Filter for the word "Total" and keep each matching line.

Dataset entries on figures
* start *
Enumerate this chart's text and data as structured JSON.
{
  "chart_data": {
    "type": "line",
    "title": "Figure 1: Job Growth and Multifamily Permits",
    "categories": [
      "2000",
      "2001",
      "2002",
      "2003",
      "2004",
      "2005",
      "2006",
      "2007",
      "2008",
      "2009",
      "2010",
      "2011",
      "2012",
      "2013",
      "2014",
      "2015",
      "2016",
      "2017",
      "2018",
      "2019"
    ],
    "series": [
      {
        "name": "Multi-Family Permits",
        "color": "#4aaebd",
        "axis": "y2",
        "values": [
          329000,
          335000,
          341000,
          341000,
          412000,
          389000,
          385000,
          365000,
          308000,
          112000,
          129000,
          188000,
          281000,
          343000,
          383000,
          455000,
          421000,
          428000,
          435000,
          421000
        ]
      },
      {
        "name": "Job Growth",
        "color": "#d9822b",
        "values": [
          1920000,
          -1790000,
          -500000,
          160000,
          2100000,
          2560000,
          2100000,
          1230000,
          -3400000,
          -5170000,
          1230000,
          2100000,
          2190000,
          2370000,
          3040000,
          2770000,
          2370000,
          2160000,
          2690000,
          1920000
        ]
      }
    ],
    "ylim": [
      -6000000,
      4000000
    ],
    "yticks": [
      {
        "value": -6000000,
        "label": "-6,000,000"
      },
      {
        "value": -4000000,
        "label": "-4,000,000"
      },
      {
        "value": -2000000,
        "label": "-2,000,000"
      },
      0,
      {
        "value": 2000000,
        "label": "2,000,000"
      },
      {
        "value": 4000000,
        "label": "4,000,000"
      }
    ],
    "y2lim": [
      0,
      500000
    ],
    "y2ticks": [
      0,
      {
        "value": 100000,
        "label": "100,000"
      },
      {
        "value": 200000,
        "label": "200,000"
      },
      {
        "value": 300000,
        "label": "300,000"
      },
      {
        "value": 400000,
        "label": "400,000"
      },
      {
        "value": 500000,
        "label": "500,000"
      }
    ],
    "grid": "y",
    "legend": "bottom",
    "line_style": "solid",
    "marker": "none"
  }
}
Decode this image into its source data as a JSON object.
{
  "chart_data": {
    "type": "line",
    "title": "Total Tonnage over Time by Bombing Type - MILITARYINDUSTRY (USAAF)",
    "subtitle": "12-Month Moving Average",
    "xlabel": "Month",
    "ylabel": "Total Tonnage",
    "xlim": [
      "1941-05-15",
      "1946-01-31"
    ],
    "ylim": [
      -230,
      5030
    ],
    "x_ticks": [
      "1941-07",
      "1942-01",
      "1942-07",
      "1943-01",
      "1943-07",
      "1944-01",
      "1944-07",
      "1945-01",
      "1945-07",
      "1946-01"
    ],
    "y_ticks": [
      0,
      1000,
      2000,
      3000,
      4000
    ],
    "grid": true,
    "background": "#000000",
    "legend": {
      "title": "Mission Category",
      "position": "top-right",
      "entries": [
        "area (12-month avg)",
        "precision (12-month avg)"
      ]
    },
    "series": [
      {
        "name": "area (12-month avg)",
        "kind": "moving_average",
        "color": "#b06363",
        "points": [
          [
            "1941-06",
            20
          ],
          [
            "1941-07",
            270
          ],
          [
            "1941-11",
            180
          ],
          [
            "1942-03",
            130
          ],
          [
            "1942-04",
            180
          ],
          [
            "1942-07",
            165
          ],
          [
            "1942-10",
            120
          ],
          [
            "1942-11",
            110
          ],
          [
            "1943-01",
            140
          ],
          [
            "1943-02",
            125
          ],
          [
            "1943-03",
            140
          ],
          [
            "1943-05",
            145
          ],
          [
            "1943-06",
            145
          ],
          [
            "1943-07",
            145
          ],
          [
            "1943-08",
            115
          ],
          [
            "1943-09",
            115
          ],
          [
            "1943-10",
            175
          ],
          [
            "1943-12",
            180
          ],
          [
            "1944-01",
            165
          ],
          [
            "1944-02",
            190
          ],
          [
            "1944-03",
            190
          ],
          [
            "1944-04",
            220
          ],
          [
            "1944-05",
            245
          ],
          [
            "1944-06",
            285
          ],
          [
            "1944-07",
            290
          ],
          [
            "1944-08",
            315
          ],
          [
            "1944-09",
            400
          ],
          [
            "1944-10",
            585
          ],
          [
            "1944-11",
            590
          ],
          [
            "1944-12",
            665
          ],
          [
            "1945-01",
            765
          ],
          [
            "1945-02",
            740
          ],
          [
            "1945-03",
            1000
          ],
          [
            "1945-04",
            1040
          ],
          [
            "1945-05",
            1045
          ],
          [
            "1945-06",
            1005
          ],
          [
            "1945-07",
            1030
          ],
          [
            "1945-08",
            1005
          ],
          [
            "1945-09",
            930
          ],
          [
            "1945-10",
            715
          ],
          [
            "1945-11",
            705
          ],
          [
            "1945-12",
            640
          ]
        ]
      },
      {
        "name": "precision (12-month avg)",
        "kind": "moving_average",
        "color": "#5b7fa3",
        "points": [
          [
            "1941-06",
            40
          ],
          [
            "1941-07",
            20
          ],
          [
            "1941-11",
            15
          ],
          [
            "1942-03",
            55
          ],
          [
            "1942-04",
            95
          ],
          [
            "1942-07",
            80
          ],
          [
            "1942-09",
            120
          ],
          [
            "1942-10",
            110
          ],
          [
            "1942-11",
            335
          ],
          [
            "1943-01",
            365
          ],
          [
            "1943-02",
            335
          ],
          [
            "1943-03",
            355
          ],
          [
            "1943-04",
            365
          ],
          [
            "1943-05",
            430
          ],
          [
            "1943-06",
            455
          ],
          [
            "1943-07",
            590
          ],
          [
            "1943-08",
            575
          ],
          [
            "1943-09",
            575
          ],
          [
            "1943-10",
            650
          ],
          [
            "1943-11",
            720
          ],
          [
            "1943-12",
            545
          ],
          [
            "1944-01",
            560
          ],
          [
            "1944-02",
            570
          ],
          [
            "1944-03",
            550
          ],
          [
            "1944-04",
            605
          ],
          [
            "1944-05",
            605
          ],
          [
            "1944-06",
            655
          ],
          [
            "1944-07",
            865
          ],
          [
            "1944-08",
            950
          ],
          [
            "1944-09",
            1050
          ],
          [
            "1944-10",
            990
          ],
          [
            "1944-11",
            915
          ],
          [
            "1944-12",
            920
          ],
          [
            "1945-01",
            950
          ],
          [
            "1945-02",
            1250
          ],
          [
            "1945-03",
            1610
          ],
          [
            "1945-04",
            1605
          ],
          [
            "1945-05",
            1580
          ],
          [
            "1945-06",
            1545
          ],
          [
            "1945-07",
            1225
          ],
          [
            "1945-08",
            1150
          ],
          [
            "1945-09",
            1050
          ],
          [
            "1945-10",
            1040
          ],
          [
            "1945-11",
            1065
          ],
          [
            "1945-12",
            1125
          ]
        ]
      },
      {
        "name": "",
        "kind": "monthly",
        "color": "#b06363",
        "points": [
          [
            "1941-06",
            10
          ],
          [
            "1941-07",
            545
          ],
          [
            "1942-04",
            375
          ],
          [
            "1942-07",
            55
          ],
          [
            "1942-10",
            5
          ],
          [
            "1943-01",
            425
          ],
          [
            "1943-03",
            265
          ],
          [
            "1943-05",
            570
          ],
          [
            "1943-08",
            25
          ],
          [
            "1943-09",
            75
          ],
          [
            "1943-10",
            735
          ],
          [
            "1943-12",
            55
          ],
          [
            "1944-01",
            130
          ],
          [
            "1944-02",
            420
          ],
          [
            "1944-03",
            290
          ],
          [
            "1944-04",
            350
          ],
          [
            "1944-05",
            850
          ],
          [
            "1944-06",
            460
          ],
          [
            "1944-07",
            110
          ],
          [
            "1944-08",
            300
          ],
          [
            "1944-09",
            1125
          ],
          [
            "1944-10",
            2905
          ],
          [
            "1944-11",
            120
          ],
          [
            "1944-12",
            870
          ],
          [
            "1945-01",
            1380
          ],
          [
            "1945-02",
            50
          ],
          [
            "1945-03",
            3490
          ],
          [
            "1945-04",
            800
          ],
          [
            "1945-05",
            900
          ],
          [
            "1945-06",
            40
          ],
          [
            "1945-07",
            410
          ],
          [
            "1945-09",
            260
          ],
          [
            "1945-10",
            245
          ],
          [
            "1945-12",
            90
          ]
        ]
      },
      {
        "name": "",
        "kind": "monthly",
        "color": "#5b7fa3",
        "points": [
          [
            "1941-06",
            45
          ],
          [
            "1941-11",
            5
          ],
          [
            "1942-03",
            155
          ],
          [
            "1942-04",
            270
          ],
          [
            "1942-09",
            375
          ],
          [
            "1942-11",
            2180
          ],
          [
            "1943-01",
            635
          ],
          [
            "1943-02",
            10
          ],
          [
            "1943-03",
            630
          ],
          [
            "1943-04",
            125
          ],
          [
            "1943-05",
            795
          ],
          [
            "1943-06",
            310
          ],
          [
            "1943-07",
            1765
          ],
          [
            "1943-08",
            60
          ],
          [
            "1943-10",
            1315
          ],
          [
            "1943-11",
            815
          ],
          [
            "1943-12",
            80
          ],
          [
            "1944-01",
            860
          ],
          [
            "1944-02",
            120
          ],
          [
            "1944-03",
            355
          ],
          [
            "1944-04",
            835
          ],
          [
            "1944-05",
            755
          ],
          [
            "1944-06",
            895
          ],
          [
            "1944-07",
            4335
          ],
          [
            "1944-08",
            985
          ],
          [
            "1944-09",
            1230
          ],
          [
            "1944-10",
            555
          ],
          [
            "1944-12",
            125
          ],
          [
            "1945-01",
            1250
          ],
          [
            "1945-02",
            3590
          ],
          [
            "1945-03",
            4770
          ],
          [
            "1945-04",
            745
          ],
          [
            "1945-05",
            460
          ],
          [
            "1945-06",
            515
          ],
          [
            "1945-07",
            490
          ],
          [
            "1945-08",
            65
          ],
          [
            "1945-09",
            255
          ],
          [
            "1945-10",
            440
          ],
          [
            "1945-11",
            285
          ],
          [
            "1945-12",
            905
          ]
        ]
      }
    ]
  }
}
* end *
== Task response ==
    "title": "Total Tonnage over Time by Bombing Type - MILITARYINDUSTRY (USAAF)",
    "ylabel": "Total Tonnage",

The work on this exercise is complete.